+++ DATA IN THIS EXERCISE
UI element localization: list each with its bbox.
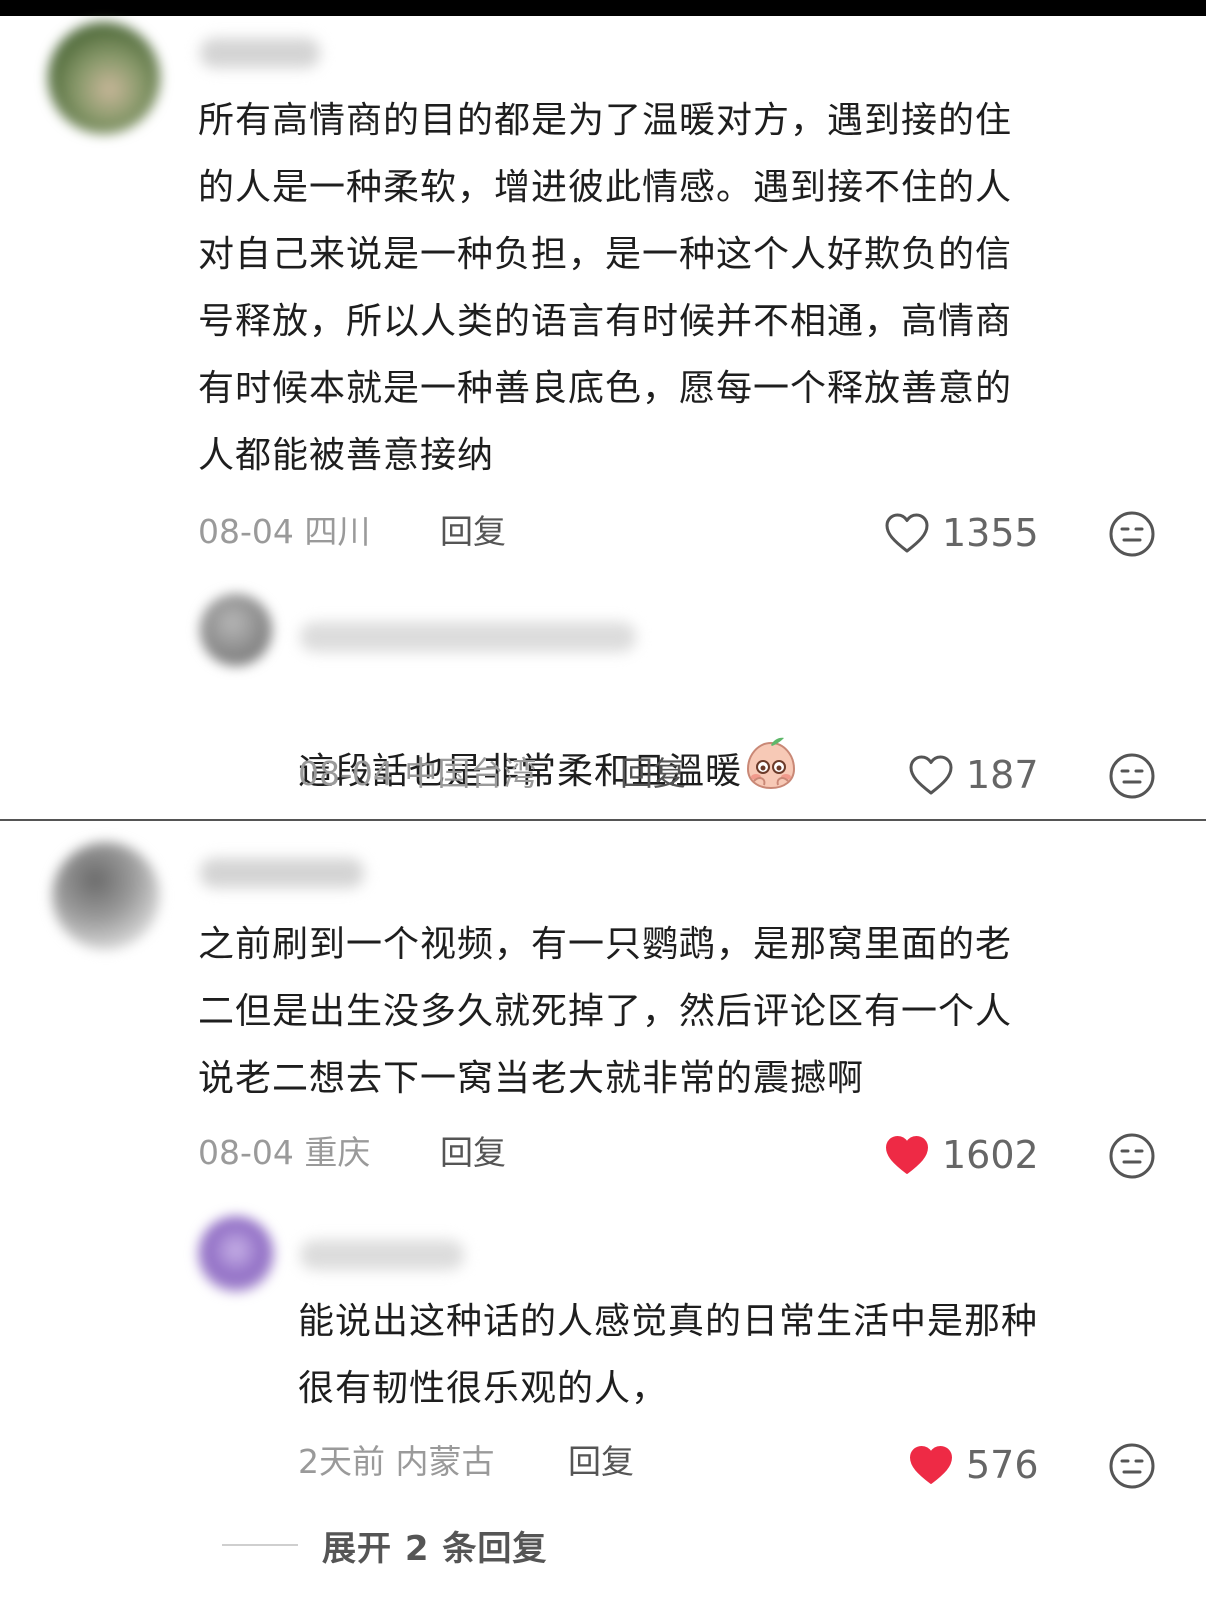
expand-replies-label: 展开 2 条回复 [322, 1528, 548, 1569]
dislike-icon[interactable] [1108, 1132, 1156, 1180]
comment-location: 重庆 [304, 1133, 371, 1172]
comment-meta: 08-04 四川 [198, 510, 370, 554]
dislike-icon[interactable] [1108, 510, 1156, 558]
username-blurred[interactable] [200, 858, 364, 888]
avatar[interactable] [52, 842, 160, 950]
expand-replies-button[interactable]: 展开 2 条回复 [222, 1521, 547, 1569]
reply-button[interactable]: 回复 [440, 510, 506, 554]
comment-date: 08-04 [198, 512, 294, 551]
reply-button[interactable]: 回复 [568, 1440, 634, 1484]
reply-button[interactable]: 回复 [620, 752, 686, 796]
reply-date: 2天前 [298, 1442, 385, 1481]
heart-outline-icon [909, 755, 953, 795]
username-blurred[interactable] [200, 38, 320, 68]
dislike-icon[interactable] [1108, 1442, 1156, 1490]
comment-meta: 08-04 重庆 [198, 1131, 370, 1175]
reply-date: 08-04 [298, 754, 394, 793]
expand-divider-line [222, 1544, 298, 1546]
comment-text: 之前刷到一个视频，有一只鹦鹉，是那窝里面的老 二但是出生没多久就死掉了，然后评论… [198, 924, 1013, 1099]
like-button[interactable]: 576 [908, 1440, 1039, 1490]
section-divider [0, 819, 1206, 821]
like-button[interactable]: 187 [908, 750, 1039, 800]
comment-location: 四川 [304, 512, 371, 551]
username-blurred[interactable] [300, 1240, 464, 1270]
like-count: 187 [966, 753, 1039, 797]
reply-text: 能说出这种话的人感觉真的日常生活中是那种 很有韧性很乐观的人， [298, 1301, 1039, 1409]
comment-text: 所有高情商的目的都是为了温暖对方，遇到接的住 的人是一种柔软，增进彼此情感。遇到… [198, 100, 1013, 476]
reply-meta: 08-04 中国台湾 [298, 752, 536, 796]
avatar[interactable] [48, 22, 160, 134]
reply-location: 中国台湾 [404, 754, 537, 793]
like-button[interactable]: 1602 [884, 1130, 1039, 1180]
like-button[interactable]: 1355 [884, 508, 1039, 558]
heart-filled-icon [910, 1446, 952, 1484]
reply-location: 内蒙古 [395, 1442, 495, 1481]
reply-button[interactable]: 回复 [440, 1131, 506, 1175]
avatar[interactable] [198, 1216, 274, 1292]
heart-outline-icon [885, 513, 929, 553]
comment-date: 08-04 [198, 1133, 294, 1172]
avatar[interactable] [200, 594, 272, 666]
like-count: 1355 [942, 511, 1039, 555]
heart-filled-icon [886, 1136, 928, 1174]
dislike-icon[interactable] [1108, 752, 1156, 800]
like-count: 1602 [942, 1133, 1039, 1177]
peach-shy-emoji-icon [747, 737, 796, 790]
status-bar-edge [0, 0, 1206, 16]
username-blurred[interactable] [300, 622, 636, 652]
like-count: 576 [966, 1443, 1039, 1487]
reply-meta: 2天前 内蒙古 [298, 1440, 495, 1484]
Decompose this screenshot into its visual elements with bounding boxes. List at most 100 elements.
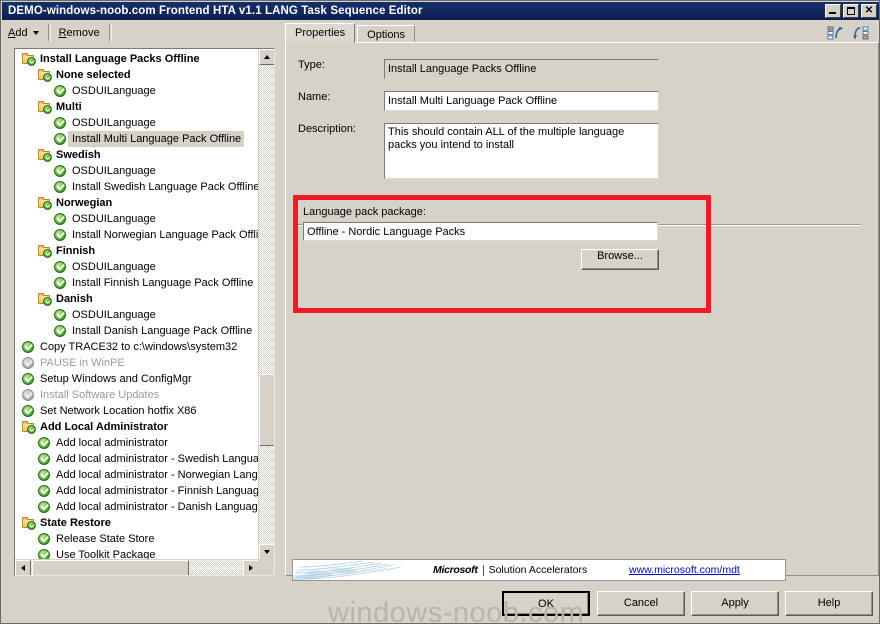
++++++
Please pick out every line of the rows that contains the string "blurred" and copy each one in full, matching case exactly.

=== RESPONSE TO THIS TASK ===
username-blurred[interactable] [200, 858, 364, 888]
username-blurred[interactable] [200, 38, 320, 68]
username-blurred[interactable] [300, 1240, 464, 1270]
username-blurred[interactable] [300, 622, 636, 652]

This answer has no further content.